### WHAT THIS TASK INVOLVES
Every record must appear in your copy exactly as written, with no pictures.

(Dataset records)
· · · · · · ·

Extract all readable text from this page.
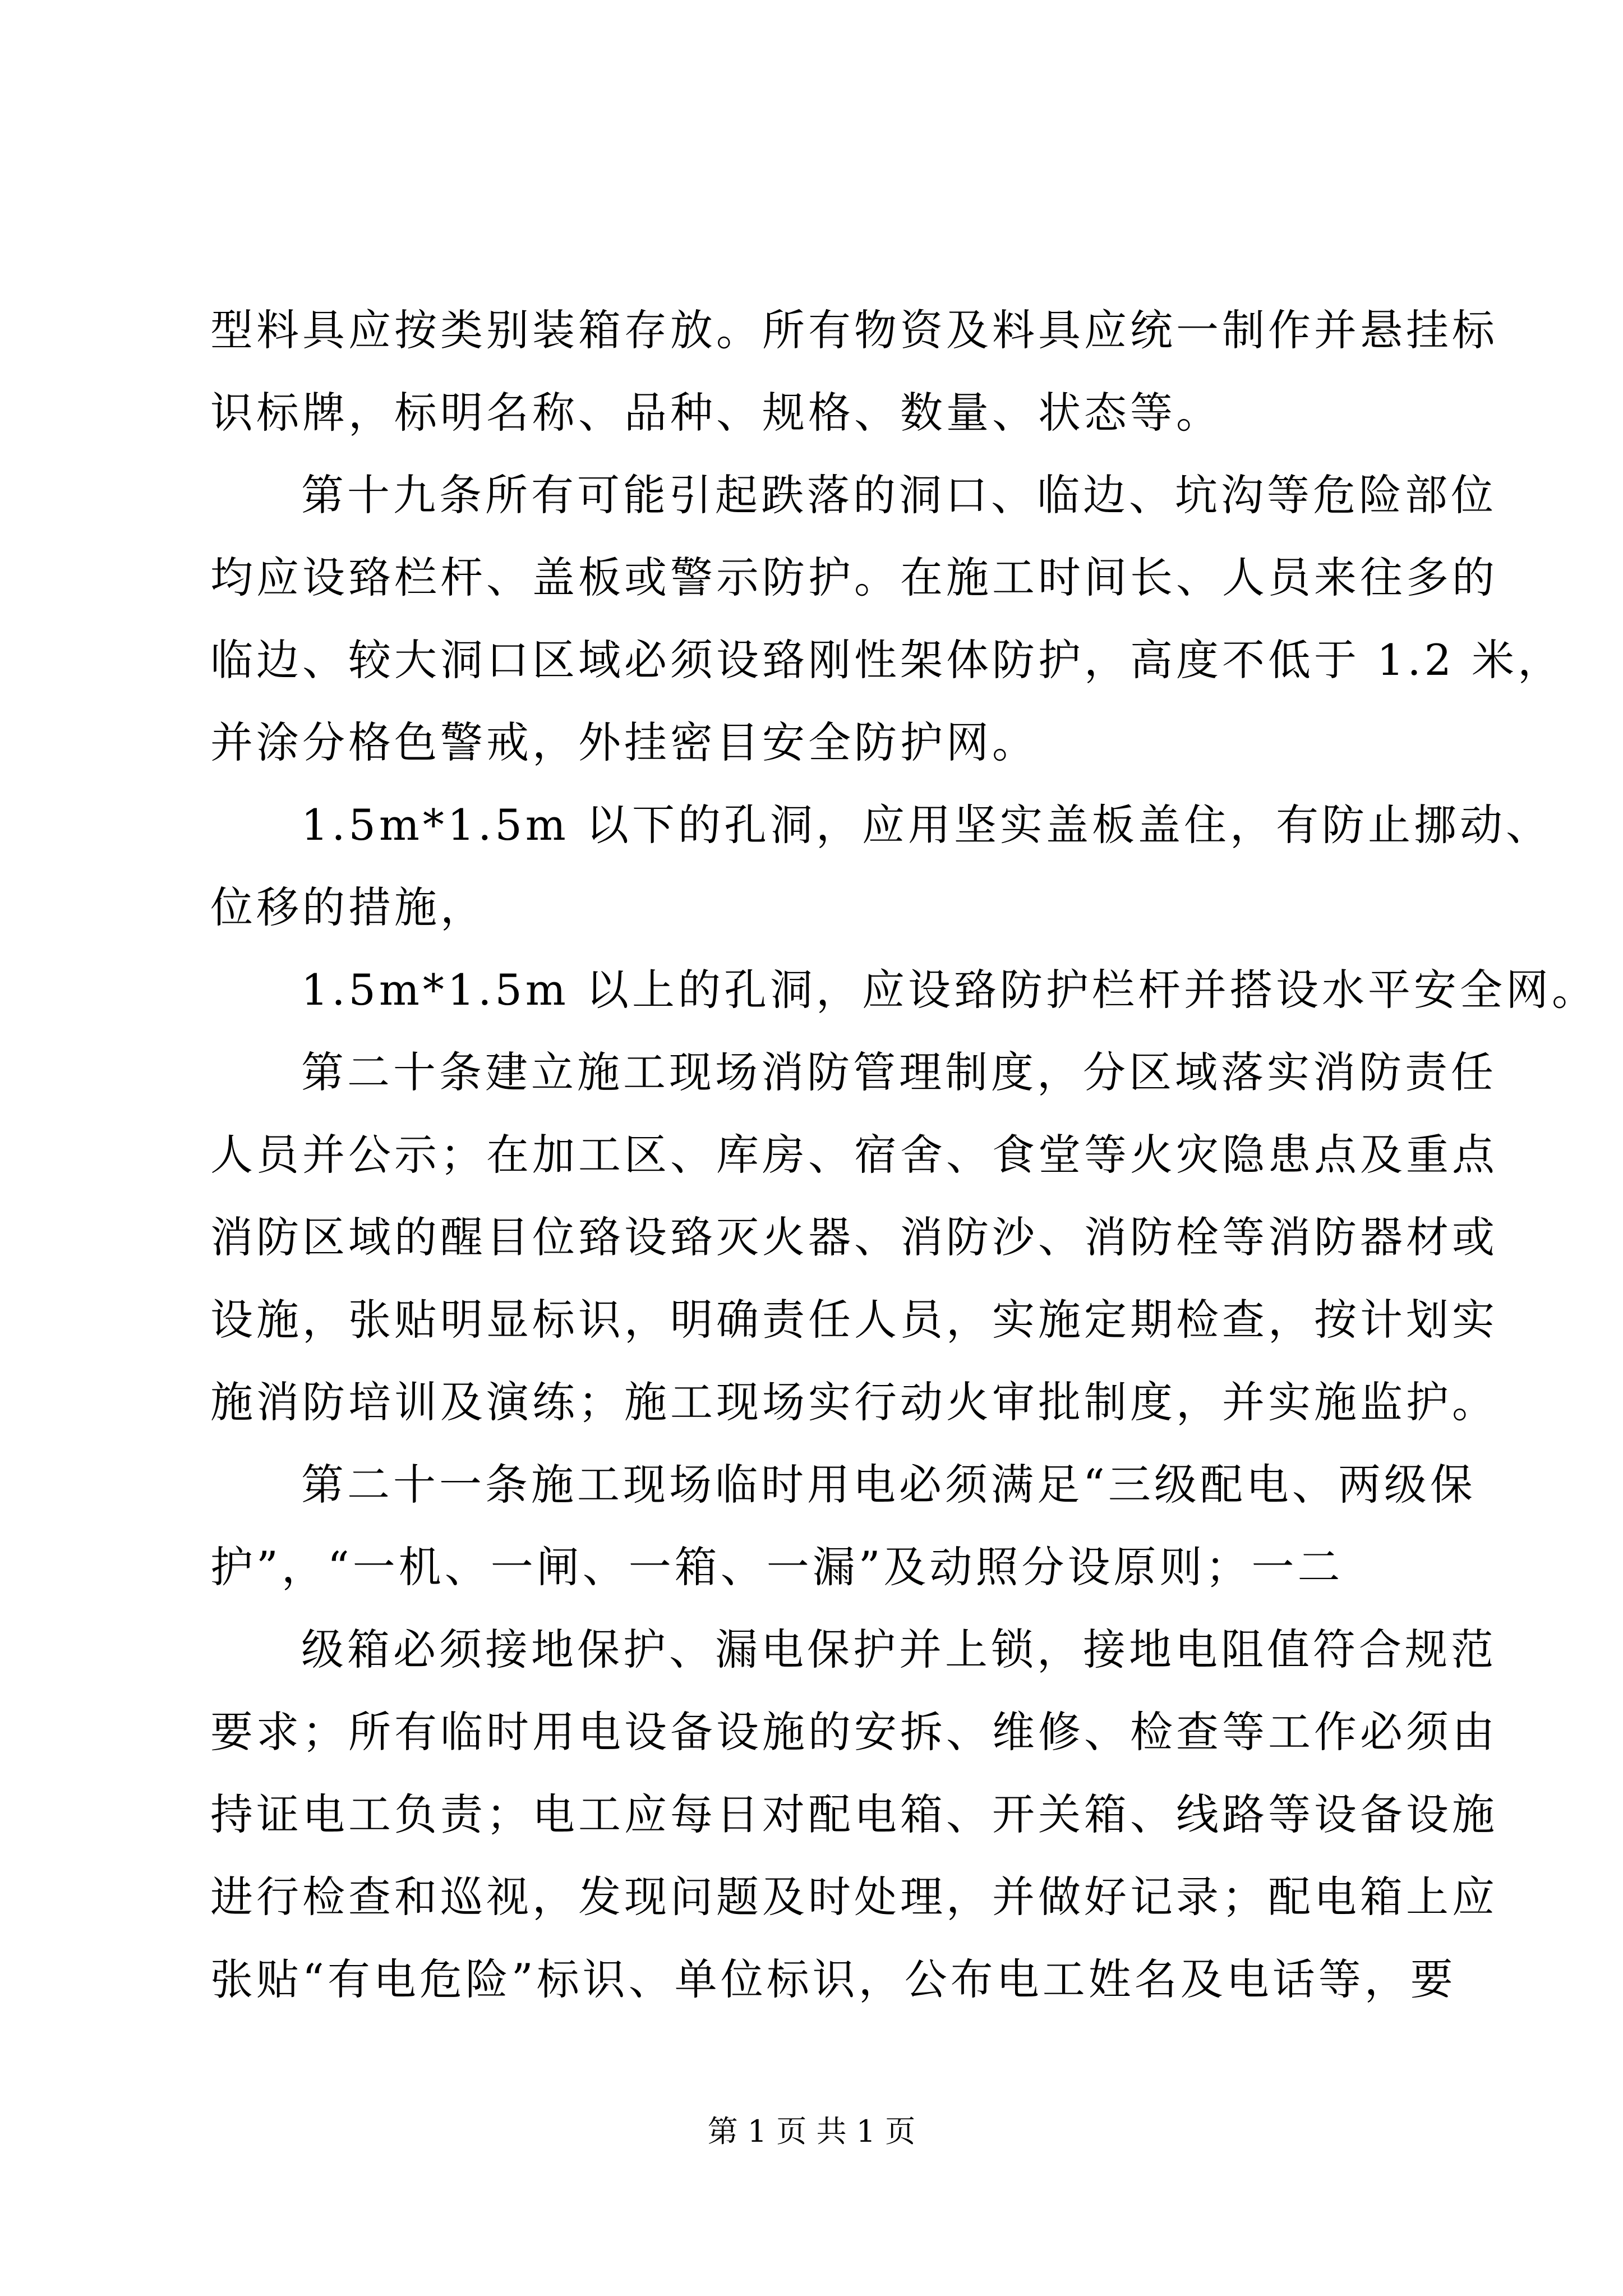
型料具应按类别装箱存放。所有物资及料具应统一制作并悬挂标
识标牌，标明名称、品种、规格、数量、状态等。
第十九条所有可能引起跌落的洞口、临边、坑沟等危险部位
均应设臵栏杆、盖板或警示防护。在施工时间长、人员来往多的
临边、较大洞口区域必须设臵刚性架体防护，高度不低于 1.2 米，
并涂分格色警戒，外挂密目安全防护网。
1.5m*1.5m 以下的孔洞，应用坚实盖板盖住，有防止挪动、
位移的措施，
1.5m*1.5m 以上的孔洞，应设臵防护栏杆并搭设水平安全网。
第二十条建立施工现场消防管理制度，分区域落实消防责任
人员并公示；在加工区、库房、宿舍、食堂等火灾隐患点及重点
消防区域的醒目位臵设臵灭火器、消防沙、消防栓等消防器材或
设施，张贴明显标识，明确责任人员，实施定期检查，按计划实
施消防培训及演练；施工现场实行动火审批制度，并实施监护。
第二十一条施工现场临时用电必须满足“三级配电、两级保
护”，“一机、一闸、一箱、一漏”及动照分设原则；一二
级箱必须接地保护、漏电保护并上锁，接地电阻值符合规范
要求；所有临时用电设备设施的安拆、维修、检查等工作必须由
持证电工负责；电工应每日对配电箱、开关箱、线路等设备设施
进行检查和巡视，发现问题及时处理，并做好记录；配电箱上应
张贴“有电危险”标识、单位标识，公布电工姓名及电话等，要
第 1 页 共 1 页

· · · · · · ·

### TASK OUTPUT
Extract all readable text from this page.
型料具应按类别装箱存放。所有物资及料具应统一制作并悬挂标
识标牌，标明名称、品种、规格、数量、状态等。
第十九条所有可能引起跌落的洞口、临边、坑沟等危险部位
均应设臵栏杆、盖板或警示防护。在施工时间长、人员来往多的
临边、较大洞口区域必须设臵刚性架体防护，高度不低于 1.2 米，
并涂分格色警戒，外挂密目安全防护网。
1.5m*1.5m 以下的孔洞，应用坚实盖板盖住，有防止挪动、
位移的措施，
1.5m*1.5m 以上的孔洞，应设臵防护栏杆并搭设水平安全网。
第二十条建立施工现场消防管理制度，分区域落实消防责任
人员并公示；在加工区、库房、宿舍、食堂等火灾隐患点及重点
消防区域的醒目位臵设臵灭火器、消防沙、消防栓等消防器材或
设施，张贴明显标识，明确责任人员，实施定期检查，按计划实
施消防培训及演练；施工现场实行动火审批制度，并实施监护。
第二十一条施工现场临时用电必须满足“三级配电、两级保
护”，“一机、一闸、一箱、一漏”及动照分设原则；一二
级箱必须接地保护、漏电保护并上锁，接地电阻值符合规范
要求；所有临时用电设备设施的安拆、维修、检查等工作必须由
持证电工负责；电工应每日对配电箱、开关箱、线路等设备设施
进行检查和巡视，发现问题及时处理，并做好记录；配电箱上应
张贴“有电危险”标识、单位标识，公布电工姓名及电话等，要
第 1 页 共 1 页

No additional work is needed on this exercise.